Objective — Using the entries that follow, state how many lines contain the word "wurden". The response is that number and nothing more.

-- Start of Data extract --

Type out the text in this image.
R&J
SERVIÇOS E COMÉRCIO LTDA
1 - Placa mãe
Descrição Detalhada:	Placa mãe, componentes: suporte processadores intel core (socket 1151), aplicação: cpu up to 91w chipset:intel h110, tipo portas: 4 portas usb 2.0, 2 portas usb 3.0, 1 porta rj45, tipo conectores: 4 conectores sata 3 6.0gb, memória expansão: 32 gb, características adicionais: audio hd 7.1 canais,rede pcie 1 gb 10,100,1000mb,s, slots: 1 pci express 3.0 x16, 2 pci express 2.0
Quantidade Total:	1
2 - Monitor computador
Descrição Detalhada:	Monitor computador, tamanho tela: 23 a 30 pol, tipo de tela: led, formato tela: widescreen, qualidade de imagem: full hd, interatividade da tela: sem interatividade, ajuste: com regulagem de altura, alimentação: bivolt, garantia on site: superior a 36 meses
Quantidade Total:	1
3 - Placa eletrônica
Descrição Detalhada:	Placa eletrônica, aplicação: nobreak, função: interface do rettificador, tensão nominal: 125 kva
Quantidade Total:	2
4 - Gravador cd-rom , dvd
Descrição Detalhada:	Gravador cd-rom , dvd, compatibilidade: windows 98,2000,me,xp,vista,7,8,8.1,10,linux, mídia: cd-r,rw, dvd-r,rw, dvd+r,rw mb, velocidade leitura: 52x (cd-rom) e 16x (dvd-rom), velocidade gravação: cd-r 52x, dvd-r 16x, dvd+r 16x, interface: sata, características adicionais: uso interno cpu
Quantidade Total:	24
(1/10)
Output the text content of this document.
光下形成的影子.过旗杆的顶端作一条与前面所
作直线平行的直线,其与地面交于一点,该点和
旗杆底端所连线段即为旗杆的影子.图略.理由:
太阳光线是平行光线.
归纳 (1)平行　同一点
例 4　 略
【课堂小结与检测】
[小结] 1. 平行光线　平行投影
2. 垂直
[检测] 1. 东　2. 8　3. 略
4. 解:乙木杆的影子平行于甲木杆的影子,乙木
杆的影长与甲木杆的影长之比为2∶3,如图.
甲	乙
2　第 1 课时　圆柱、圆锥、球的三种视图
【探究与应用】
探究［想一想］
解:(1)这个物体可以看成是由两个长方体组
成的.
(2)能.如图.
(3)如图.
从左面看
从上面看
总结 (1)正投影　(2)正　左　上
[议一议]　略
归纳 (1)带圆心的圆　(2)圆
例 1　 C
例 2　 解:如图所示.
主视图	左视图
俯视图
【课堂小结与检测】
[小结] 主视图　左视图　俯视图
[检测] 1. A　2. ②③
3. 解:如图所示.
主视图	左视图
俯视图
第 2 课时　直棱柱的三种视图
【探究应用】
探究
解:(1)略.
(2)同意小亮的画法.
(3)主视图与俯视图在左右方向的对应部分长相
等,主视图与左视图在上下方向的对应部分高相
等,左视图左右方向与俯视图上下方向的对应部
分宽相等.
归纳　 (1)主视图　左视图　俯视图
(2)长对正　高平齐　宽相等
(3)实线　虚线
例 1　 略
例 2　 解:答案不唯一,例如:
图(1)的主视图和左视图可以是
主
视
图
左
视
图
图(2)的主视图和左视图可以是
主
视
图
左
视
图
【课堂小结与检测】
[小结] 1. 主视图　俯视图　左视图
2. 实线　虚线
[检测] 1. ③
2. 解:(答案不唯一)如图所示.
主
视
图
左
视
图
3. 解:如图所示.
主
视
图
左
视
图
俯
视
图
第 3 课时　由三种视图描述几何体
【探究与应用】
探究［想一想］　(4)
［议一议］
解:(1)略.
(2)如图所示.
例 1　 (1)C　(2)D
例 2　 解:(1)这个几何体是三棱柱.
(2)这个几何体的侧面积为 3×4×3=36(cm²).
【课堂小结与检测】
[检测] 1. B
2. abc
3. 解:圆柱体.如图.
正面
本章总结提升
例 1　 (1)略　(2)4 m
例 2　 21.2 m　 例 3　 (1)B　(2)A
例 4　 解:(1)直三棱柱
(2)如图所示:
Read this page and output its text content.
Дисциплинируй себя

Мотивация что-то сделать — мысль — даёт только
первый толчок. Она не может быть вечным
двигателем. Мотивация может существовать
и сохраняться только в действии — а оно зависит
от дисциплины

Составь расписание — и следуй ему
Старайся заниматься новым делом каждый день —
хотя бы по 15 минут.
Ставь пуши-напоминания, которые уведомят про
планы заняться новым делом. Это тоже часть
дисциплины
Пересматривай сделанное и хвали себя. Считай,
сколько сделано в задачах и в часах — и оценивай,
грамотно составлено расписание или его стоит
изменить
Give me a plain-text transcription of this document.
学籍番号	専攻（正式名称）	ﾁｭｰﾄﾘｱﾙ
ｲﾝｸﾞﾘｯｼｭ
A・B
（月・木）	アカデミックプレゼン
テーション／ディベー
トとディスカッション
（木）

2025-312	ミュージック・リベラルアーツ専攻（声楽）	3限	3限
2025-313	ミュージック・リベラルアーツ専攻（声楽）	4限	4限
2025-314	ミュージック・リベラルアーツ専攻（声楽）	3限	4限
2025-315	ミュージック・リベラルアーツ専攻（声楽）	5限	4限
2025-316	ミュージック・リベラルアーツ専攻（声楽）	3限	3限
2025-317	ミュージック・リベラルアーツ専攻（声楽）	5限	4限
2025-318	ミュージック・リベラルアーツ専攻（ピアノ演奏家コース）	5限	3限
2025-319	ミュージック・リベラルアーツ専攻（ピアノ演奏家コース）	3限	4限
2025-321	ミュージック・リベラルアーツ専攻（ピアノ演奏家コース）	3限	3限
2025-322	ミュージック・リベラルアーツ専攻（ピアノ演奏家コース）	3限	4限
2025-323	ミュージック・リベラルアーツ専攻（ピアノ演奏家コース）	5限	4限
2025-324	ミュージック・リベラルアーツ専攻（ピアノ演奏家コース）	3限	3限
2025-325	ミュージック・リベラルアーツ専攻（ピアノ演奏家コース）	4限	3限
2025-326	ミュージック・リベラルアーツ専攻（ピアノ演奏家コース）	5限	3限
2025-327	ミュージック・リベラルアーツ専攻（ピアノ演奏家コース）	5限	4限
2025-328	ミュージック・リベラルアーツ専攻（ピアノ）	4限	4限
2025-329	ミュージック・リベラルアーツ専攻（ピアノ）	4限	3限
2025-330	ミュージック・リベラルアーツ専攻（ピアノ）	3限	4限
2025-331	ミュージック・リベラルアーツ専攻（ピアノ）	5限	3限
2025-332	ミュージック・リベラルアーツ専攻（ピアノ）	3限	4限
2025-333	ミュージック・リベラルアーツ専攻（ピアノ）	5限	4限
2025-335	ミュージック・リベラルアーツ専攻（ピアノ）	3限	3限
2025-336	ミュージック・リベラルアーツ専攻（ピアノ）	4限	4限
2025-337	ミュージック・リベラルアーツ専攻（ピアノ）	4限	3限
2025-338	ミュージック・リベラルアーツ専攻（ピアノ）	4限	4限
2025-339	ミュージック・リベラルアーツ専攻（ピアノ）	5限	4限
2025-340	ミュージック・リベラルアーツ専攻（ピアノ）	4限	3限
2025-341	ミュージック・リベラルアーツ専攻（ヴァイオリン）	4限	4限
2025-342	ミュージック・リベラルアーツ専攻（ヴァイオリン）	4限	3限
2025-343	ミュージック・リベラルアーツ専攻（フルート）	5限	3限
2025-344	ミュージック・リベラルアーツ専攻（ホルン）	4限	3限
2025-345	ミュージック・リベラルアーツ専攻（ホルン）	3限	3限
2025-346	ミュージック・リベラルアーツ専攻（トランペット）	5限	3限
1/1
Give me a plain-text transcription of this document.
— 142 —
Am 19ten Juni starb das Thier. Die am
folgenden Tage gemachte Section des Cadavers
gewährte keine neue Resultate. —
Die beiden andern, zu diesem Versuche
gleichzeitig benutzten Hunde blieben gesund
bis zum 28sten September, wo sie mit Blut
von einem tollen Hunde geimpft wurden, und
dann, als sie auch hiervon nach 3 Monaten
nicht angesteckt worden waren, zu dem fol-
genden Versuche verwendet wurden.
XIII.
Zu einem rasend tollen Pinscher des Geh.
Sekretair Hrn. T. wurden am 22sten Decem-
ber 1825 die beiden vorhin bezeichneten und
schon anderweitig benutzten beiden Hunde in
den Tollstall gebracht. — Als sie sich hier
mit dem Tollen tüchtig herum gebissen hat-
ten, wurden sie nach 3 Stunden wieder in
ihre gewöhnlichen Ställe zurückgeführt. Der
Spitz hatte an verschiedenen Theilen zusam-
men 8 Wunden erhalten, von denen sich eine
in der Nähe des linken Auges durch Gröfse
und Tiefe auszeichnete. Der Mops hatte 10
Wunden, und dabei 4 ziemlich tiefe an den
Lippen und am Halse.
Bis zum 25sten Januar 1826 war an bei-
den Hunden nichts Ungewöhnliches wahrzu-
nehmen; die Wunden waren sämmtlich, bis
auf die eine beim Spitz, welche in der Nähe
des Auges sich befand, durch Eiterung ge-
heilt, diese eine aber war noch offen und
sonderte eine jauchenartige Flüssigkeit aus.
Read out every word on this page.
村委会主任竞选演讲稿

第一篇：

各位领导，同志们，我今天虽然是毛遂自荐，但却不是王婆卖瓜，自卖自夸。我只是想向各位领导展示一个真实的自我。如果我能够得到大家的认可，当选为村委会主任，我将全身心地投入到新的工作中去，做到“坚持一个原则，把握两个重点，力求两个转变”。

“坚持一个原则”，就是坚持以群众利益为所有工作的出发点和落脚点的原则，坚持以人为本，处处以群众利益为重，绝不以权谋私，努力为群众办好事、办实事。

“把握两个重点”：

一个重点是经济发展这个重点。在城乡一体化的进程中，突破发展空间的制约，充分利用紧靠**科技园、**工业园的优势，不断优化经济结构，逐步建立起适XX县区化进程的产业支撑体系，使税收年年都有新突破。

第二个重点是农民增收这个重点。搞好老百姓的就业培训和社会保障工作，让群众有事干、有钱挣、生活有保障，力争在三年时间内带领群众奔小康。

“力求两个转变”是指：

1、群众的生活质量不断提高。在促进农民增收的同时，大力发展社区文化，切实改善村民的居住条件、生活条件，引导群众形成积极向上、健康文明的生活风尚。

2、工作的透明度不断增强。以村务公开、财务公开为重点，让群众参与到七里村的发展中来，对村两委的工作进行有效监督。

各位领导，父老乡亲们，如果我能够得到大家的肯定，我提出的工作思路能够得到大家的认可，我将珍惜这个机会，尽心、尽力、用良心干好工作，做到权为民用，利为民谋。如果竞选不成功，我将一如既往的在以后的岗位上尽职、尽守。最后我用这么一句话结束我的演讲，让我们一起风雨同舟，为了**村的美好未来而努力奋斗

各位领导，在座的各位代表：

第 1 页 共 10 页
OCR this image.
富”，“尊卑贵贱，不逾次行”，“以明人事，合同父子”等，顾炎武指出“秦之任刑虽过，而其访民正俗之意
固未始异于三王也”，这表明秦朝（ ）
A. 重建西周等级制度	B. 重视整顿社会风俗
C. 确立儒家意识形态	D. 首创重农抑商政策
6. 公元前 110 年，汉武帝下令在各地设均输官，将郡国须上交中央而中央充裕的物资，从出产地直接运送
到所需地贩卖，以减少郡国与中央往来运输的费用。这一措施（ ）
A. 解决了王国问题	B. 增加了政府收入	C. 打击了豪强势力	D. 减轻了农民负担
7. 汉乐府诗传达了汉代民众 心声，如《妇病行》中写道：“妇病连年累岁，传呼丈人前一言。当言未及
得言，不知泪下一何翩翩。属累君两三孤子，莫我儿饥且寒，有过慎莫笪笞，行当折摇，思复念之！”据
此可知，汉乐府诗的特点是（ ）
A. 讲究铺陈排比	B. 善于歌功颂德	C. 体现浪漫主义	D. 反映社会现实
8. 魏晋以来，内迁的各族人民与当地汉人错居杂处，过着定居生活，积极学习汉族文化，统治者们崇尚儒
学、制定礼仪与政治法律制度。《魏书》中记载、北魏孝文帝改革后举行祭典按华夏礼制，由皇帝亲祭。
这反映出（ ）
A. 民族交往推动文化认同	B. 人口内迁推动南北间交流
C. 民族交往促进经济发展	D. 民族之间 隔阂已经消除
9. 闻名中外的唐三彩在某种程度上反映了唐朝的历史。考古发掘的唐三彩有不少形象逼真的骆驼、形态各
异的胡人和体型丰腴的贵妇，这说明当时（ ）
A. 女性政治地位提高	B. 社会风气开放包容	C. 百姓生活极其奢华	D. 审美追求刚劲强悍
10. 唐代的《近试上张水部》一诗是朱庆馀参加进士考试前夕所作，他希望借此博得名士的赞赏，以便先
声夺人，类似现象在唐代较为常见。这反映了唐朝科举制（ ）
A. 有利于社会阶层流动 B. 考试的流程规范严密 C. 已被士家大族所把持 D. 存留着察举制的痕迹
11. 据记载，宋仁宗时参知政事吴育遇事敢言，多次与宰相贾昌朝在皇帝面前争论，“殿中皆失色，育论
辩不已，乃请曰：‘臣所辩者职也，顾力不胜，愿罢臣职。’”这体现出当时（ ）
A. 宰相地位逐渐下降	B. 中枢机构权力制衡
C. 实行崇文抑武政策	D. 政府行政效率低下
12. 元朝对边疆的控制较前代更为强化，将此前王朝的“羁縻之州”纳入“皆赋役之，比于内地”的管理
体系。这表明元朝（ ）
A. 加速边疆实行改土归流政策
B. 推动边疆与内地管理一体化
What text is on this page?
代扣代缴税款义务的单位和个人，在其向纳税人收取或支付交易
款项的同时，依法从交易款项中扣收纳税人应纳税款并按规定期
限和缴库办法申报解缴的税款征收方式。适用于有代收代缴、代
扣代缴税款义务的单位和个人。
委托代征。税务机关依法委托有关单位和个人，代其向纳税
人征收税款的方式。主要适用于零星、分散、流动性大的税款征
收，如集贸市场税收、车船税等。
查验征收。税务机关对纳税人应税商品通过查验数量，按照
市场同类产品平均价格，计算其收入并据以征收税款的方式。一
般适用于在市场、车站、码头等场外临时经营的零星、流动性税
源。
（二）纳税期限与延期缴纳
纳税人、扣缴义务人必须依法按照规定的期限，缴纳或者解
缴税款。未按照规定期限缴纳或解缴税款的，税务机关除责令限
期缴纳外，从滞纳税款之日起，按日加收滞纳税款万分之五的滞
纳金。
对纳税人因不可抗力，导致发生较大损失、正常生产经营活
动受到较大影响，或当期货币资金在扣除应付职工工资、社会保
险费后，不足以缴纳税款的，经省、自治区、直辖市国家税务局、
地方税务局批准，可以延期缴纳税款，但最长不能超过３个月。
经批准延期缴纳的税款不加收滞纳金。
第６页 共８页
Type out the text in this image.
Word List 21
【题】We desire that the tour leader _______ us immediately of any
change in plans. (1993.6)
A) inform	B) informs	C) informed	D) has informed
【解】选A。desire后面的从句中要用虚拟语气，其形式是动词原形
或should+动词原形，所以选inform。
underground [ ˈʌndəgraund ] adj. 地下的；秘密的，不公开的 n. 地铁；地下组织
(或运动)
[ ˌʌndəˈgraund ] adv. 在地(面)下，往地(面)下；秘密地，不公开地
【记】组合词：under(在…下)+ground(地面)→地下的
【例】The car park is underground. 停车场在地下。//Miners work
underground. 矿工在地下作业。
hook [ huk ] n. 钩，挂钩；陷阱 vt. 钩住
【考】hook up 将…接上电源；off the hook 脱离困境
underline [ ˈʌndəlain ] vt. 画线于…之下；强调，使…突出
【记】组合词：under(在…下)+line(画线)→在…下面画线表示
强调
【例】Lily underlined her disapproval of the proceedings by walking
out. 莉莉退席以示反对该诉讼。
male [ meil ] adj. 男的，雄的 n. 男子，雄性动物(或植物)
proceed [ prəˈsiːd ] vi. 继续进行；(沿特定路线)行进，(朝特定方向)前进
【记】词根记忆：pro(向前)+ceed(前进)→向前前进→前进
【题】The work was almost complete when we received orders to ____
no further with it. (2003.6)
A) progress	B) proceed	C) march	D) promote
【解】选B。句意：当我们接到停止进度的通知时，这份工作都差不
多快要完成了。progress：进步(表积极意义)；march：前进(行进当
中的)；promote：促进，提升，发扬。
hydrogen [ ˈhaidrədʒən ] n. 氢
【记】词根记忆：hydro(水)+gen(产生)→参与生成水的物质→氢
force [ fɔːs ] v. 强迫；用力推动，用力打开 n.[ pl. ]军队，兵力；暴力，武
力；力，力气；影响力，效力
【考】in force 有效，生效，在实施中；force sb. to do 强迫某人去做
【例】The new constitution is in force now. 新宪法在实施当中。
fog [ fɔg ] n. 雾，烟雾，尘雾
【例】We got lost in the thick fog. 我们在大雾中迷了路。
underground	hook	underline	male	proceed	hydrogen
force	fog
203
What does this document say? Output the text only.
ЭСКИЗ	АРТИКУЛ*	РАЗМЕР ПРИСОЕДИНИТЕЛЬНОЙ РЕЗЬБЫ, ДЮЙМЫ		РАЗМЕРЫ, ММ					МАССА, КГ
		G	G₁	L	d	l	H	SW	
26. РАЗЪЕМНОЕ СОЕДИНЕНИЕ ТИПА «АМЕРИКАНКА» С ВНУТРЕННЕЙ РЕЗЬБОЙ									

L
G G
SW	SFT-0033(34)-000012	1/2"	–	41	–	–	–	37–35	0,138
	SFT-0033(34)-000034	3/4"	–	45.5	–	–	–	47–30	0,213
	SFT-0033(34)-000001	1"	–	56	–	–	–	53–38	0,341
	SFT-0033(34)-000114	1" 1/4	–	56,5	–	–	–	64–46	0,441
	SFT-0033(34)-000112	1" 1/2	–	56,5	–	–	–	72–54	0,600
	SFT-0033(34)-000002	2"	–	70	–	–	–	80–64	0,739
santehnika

-- End of Data extract --

Solution to the exercise — 4